What you will do :: Rewrite the records from the start through the line containing "916, 1001, 944]", replacing "bounding boxes" with "coordinates" and leaving everything else the same.
[START OF Source records]
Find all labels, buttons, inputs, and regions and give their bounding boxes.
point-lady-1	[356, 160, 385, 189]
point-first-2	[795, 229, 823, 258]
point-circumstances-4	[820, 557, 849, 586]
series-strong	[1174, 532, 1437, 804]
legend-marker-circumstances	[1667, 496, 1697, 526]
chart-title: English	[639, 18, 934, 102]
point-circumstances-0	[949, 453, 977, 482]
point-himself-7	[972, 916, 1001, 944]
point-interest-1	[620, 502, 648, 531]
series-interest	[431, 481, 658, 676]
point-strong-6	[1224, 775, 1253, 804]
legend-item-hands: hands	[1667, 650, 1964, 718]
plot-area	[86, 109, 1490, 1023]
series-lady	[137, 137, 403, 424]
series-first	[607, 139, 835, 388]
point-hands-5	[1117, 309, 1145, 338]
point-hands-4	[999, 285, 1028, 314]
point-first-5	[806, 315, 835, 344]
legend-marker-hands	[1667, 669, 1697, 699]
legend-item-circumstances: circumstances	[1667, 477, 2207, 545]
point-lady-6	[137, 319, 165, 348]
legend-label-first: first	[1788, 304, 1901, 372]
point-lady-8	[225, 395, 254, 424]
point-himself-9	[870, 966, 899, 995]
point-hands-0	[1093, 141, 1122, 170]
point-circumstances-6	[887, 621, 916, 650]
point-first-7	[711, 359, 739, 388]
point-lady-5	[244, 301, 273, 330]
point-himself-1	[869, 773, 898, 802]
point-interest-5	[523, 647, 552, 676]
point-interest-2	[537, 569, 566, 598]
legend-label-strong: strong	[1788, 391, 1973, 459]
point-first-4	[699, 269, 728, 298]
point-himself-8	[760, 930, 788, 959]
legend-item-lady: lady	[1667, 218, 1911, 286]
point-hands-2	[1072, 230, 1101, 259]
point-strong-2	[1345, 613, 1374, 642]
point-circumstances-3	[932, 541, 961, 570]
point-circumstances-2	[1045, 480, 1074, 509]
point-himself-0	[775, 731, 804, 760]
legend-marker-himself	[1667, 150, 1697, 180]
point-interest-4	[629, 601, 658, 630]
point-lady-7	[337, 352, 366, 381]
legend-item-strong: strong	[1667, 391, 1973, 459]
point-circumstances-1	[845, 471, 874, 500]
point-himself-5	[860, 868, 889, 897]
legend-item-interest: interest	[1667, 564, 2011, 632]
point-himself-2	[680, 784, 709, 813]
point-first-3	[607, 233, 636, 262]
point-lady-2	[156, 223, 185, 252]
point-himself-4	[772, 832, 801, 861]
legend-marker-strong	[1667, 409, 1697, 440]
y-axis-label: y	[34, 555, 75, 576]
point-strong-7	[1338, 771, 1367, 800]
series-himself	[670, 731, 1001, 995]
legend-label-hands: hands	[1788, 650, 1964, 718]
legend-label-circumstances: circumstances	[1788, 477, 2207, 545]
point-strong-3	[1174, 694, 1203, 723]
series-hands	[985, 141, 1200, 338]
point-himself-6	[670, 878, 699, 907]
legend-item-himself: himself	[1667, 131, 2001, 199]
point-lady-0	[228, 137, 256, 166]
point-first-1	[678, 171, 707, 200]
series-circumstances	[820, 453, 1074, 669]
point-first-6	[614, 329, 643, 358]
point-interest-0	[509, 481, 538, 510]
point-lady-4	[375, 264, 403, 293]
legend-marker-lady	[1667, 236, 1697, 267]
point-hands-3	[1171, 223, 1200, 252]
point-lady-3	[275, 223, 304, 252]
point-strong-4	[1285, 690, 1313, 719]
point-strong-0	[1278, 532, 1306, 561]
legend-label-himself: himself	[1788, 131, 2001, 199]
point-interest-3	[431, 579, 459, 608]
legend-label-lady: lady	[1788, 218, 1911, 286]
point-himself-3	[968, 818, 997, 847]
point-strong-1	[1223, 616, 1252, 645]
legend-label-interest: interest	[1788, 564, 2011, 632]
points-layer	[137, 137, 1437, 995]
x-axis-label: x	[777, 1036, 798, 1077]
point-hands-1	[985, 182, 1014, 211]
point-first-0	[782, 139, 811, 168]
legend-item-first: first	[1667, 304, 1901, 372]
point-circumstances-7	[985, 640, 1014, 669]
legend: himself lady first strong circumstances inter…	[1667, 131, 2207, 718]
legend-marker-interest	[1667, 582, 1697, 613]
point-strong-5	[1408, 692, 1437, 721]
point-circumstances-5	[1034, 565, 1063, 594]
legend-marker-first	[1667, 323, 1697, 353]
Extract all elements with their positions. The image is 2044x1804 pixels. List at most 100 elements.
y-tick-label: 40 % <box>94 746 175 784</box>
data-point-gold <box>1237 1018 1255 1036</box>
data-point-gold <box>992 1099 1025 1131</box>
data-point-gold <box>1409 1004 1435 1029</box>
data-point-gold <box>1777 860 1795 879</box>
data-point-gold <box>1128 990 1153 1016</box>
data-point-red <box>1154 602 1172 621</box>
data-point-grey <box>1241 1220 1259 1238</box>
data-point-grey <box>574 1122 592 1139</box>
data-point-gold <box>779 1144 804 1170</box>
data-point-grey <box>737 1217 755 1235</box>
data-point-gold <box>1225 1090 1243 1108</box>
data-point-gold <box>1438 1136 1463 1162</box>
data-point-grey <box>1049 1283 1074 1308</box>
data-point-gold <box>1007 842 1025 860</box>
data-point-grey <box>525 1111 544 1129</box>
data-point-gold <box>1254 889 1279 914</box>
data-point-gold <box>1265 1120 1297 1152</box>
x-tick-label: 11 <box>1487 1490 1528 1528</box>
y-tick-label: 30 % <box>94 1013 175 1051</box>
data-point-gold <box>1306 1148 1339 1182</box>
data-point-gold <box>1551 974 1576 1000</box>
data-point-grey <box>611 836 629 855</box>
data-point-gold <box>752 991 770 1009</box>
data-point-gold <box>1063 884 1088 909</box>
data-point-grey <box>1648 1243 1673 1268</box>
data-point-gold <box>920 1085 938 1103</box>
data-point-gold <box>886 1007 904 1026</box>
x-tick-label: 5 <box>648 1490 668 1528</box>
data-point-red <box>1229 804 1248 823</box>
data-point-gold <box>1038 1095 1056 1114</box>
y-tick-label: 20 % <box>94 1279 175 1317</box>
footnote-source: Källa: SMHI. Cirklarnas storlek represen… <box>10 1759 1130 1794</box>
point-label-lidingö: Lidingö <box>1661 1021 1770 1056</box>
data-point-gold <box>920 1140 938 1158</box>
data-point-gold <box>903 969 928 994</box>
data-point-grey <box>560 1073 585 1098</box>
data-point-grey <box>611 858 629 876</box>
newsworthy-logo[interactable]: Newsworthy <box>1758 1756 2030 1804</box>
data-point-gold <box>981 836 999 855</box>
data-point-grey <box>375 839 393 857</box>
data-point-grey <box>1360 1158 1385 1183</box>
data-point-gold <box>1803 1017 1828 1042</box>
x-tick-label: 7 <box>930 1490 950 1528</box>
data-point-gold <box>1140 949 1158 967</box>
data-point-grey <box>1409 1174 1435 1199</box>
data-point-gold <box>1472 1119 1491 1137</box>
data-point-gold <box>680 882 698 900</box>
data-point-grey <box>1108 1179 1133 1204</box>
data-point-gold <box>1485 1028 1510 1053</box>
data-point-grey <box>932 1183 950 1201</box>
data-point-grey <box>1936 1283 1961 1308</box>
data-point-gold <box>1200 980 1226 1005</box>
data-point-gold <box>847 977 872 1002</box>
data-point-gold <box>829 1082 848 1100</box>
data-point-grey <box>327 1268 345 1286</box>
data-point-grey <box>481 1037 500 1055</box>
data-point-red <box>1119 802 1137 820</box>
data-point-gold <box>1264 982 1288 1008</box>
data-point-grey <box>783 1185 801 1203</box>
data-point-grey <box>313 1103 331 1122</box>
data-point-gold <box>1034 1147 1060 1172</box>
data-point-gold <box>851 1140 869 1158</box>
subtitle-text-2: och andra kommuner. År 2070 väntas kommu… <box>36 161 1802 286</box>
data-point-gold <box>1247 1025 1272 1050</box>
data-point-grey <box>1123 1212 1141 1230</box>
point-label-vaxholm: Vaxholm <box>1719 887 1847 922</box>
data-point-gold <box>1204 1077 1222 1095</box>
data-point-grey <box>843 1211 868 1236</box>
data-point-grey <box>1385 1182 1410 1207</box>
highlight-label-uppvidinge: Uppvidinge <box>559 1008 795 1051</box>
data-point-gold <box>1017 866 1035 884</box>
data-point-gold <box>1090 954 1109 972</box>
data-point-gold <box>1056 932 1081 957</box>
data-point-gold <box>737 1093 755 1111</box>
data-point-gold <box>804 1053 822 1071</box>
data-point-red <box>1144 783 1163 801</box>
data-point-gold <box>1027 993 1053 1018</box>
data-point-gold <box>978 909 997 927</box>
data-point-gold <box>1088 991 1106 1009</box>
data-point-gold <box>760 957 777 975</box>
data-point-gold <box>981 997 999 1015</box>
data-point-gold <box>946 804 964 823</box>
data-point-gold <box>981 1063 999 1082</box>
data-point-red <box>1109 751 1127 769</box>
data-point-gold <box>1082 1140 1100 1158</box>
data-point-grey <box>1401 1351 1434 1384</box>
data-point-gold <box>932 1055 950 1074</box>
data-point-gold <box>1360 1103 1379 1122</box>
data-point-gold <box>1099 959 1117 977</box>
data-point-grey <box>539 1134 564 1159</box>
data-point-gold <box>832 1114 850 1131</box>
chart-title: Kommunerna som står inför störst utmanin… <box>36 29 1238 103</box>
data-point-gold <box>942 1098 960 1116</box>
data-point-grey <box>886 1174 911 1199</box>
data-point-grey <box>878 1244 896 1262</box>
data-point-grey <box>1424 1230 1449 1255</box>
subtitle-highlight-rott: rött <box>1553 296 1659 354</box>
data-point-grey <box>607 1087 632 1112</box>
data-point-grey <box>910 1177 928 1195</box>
[END OF Source records]
Complete output ::
Find all labels, buttons, inputs, and regions and give their coordinates.
point-lady-1	[356, 160, 385, 189]
point-first-2	[795, 229, 823, 258]
point-circumstances-4	[820, 557, 849, 586]
series-strong	[1174, 532, 1437, 804]
legend-marker-circumstances	[1667, 496, 1697, 526]
chart-title: English	[639, 18, 934, 102]
point-circumstances-0	[949, 453, 977, 482]
point-himself-7	[972, 916, 1001, 944]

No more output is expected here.